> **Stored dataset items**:

────

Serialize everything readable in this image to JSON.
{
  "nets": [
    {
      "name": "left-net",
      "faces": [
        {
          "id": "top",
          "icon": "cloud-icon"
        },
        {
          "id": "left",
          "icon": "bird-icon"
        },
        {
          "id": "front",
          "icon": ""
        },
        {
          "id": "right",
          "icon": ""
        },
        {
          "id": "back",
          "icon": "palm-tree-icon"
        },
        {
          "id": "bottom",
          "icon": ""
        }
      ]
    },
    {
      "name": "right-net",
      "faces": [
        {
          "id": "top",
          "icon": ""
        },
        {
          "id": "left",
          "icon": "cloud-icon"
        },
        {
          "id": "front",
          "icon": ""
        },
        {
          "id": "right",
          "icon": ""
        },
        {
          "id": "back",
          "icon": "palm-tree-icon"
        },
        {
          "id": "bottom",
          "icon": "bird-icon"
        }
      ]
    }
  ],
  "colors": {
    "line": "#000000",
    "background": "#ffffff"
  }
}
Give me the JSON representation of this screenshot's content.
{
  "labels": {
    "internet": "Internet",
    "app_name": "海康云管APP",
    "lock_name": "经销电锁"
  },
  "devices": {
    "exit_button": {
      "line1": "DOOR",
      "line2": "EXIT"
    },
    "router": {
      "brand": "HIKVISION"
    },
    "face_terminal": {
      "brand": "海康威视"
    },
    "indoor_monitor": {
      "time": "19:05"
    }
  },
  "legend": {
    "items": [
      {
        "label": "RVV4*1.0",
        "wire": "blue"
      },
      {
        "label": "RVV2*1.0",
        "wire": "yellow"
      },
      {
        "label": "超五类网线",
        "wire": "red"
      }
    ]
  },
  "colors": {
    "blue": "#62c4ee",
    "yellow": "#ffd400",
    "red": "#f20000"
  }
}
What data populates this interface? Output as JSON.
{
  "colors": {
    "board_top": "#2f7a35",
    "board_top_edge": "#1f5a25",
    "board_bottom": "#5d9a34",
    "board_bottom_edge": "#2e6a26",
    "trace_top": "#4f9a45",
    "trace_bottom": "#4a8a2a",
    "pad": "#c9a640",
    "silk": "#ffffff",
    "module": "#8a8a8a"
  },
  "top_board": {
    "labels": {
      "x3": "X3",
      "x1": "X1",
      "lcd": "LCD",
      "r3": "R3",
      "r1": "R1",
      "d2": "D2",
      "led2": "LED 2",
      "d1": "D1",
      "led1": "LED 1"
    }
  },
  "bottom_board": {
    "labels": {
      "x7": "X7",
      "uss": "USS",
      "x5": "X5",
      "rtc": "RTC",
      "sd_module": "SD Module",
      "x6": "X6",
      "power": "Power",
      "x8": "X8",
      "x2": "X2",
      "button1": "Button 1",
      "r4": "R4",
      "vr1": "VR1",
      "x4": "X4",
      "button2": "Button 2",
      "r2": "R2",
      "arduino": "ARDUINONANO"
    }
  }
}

────

Write the material out again in its entirety, exactly as shown.

> **Response**:
Serialize everything readable in this image to JSON.
{
  "nets": [
    {
      "name": "left-net",
      "faces": [
        {
          "id": "top",
          "icon": "cloud-icon"
        },
        {
          "id": "left",
          "icon": "bird-icon"
        },
        {
          "id": "front",
          "icon": ""
        },
        {
          "id": "right",
          "icon": ""
        },
        {
          "id": "back",
          "icon": "palm-tree-icon"
        },
        {
          "id": "bottom",
          "icon": ""
        }
      ]
    },
    {
      "name": "right-net",
      "faces": [
        {
          "id": "top",
          "icon": ""
        },
        {
          "id": "left",
          "icon": "cloud-icon"
        },
        {
          "id": "front",
          "icon": ""
        },
        {
          "id": "right",
          "icon": ""
        },
        {
          "id": "back",
          "icon": "palm-tree-icon"
        },
        {
          "id": "bottom",
          "icon": "bird-icon"
        }
      ]
    }
  ],
  "colors": {
    "line": "#000000",
    "background": "#ffffff"
  }
}
Give me the JSON representation of this screenshot's content.
{
  "labels": {
    "internet": "Internet",
    "app_name": "海康云管APP",
    "lock_name": "经销电锁"
  },
  "devices": {
    "exit_button": {
      "line1": "DOOR",
      "line2": "EXIT"
    },
    "router": {
      "brand": "HIKVISION"
    },
    "face_terminal": {
      "brand": "海康威视"
    },
    "indoor_monitor": {
      "time": "19:05"
    }
  },
  "legend": {
    "items": [
      {
        "label": "RVV4*1.0",
        "wire": "blue"
      },
      {
        "label": "RVV2*1.0",
        "wire": "yellow"
      },
      {
        "label": "超五类网线",
        "wire": "red"
      }
    ]
  },
  "colors": {
    "blue": "#62c4ee",
    "yellow": "#ffd400",
    "red": "#f20000"
  }
}
What data populates this interface? Output as JSON.
{
  "colors": {
    "board_top": "#2f7a35",
    "board_top_edge": "#1f5a25",
    "board_bottom": "#5d9a34",
    "board_bottom_edge": "#2e6a26",
    "trace_top": "#4f9a45",
    "trace_bottom": "#4a8a2a",
    "pad": "#c9a640",
    "silk": "#ffffff",
    "module": "#8a8a8a"
  },
  "top_board": {
    "labels": {
      "x3": "X3",
      "x1": "X1",
      "lcd": "LCD",
      "r3": "R3",
      "r1": "R1",
      "d2": "D2",
      "led2": "LED 2",
      "d1": "D1",
      "led1": "LED 1"
    }
  },
  "bottom_board": {
    "labels": {
      "x7": "X7",
      "uss": "USS",
      "x5": "X5",
      "rtc": "RTC",
      "sd_module": "SD Module",
      "x6": "X6",
      "power": "Power",
      "x8": "X8",
      "x2": "X2",
      "button1": "Button 1",
      "r4": "R4",
      "vr1": "VR1",
      "x4": "X4",
      "button2": "Button 2",
      "r2": "R2",
      "arduino": "ARDUINONANO"
    }
  }
}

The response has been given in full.